Records from a collection
::::::::
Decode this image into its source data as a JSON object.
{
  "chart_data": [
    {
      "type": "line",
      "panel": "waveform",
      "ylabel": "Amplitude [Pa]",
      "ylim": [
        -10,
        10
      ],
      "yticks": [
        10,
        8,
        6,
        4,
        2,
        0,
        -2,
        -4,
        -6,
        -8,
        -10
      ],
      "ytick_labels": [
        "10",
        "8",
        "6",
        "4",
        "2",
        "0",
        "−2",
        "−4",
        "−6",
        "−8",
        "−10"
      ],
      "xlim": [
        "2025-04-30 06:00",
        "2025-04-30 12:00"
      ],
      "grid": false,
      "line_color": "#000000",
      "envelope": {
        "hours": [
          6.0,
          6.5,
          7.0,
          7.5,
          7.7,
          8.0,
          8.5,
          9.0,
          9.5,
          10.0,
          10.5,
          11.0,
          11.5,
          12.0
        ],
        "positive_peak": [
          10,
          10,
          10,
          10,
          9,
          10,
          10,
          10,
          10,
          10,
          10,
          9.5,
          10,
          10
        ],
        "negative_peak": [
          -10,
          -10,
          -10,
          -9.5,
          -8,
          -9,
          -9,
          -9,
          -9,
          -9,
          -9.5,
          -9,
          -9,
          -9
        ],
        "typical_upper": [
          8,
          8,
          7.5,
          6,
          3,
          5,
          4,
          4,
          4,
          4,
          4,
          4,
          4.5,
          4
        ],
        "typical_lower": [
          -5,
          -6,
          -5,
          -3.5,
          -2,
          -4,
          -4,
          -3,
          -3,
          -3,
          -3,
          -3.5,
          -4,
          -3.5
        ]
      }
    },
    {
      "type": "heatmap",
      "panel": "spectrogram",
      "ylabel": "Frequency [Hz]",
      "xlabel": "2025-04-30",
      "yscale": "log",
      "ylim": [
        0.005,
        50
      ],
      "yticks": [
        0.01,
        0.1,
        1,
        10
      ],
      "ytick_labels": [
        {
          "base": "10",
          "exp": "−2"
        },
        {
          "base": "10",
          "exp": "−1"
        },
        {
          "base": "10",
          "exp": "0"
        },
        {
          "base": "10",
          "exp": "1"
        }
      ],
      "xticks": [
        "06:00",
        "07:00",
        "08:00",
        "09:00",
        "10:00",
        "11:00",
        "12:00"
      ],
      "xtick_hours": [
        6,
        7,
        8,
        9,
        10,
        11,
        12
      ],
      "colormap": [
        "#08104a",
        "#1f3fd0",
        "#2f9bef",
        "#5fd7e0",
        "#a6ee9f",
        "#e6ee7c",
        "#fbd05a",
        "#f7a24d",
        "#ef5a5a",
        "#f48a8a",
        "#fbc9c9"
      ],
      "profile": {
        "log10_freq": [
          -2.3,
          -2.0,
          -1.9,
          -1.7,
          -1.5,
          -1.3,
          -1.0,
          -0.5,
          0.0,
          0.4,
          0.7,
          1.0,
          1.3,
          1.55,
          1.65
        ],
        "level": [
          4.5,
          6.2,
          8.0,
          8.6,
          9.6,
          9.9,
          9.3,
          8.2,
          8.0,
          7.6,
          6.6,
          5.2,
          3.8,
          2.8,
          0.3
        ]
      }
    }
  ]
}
::::::::
- Task description: Write out each line of the data above again, exactly as given.

- Full solution:
Decode this image into its source data as a JSON object.
{
  "chart_data": [
    {
      "type": "line",
      "panel": "waveform",
      "ylabel": "Amplitude [Pa]",
      "ylim": [
        -10,
        10
      ],
      "yticks": [
        10,
        8,
        6,
        4,
        2,
        0,
        -2,
        -4,
        -6,
        -8,
        -10
      ],
      "ytick_labels": [
        "10",
        "8",
        "6",
        "4",
        "2",
        "0",
        "−2",
        "−4",
        "−6",
        "−8",
        "−10"
      ],
      "xlim": [
        "2025-04-30 06:00",
        "2025-04-30 12:00"
      ],
      "grid": false,
      "line_color": "#000000",
      "envelope": {
        "hours": [
          6.0,
          6.5,
          7.0,
          7.5,
          7.7,
          8.0,
          8.5,
          9.0,
          9.5,
          10.0,
          10.5,
          11.0,
          11.5,
          12.0
        ],
        "positive_peak": [
          10,
          10,
          10,
          10,
          9,
          10,
          10,
          10,
          10,
          10,
          10,
          9.5,
          10,
          10
        ],
        "negative_peak": [
          -10,
          -10,
          -10,
          -9.5,
          -8,
          -9,
          -9,
          -9,
          -9,
          -9,
          -9.5,
          -9,
          -9,
          -9
        ],
        "typical_upper": [
          8,
          8,
          7.5,
          6,
          3,
          5,
          4,
          4,
          4,
          4,
          4,
          4,
          4.5,
          4
        ],
        "typical_lower": [
          -5,
          -6,
          -5,
          -3.5,
          -2,
          -4,
          -4,
          -3,
          -3,
          -3,
          -3,
          -3.5,
          -4,
          -3.5
        ]
      }
    },
    {
      "type": "heatmap",
      "panel": "spectrogram",
      "ylabel": "Frequency [Hz]",
      "xlabel": "2025-04-30",
      "yscale": "log",
      "ylim": [
        0.005,
        50
      ],
      "yticks": [
        0.01,
        0.1,
        1,
        10
      ],
      "ytick_labels": [
        {
          "base": "10",
          "exp": "−2"
        },
        {
          "base": "10",
          "exp": "−1"
        },
        {
          "base": "10",
          "exp": "0"
        },
        {
          "base": "10",
          "exp": "1"
        }
      ],
      "xticks": [
        "06:00",
        "07:00",
        "08:00",
        "09:00",
        "10:00",
        "11:00",
        "12:00"
      ],
      "xtick_hours": [
        6,
        7,
        8,
        9,
        10,
        11,
        12
      ],
      "colormap": [
        "#08104a",
        "#1f3fd0",
        "#2f9bef",
        "#5fd7e0",
        "#a6ee9f",
        "#e6ee7c",
        "#fbd05a",
        "#f7a24d",
        "#ef5a5a",
        "#f48a8a",
        "#fbc9c9"
      ],
      "profile": {
        "log10_freq": [
          -2.3,
          -2.0,
          -1.9,
          -1.7,
          -1.5,
          -1.3,
          -1.0,
          -0.5,
          0.0,
          0.4,
          0.7,
          1.0,
          1.3,
          1.55,
          1.65
        ],
        "level": [
          4.5,
          6.2,
          8.0,
          8.6,
          9.6,
          9.9,
          9.3,
          8.2,
          8.0,
          7.6,
          6.6,
          5.2,
          3.8,
          2.8,
          0.3
        ]
      }
    }
  ]
}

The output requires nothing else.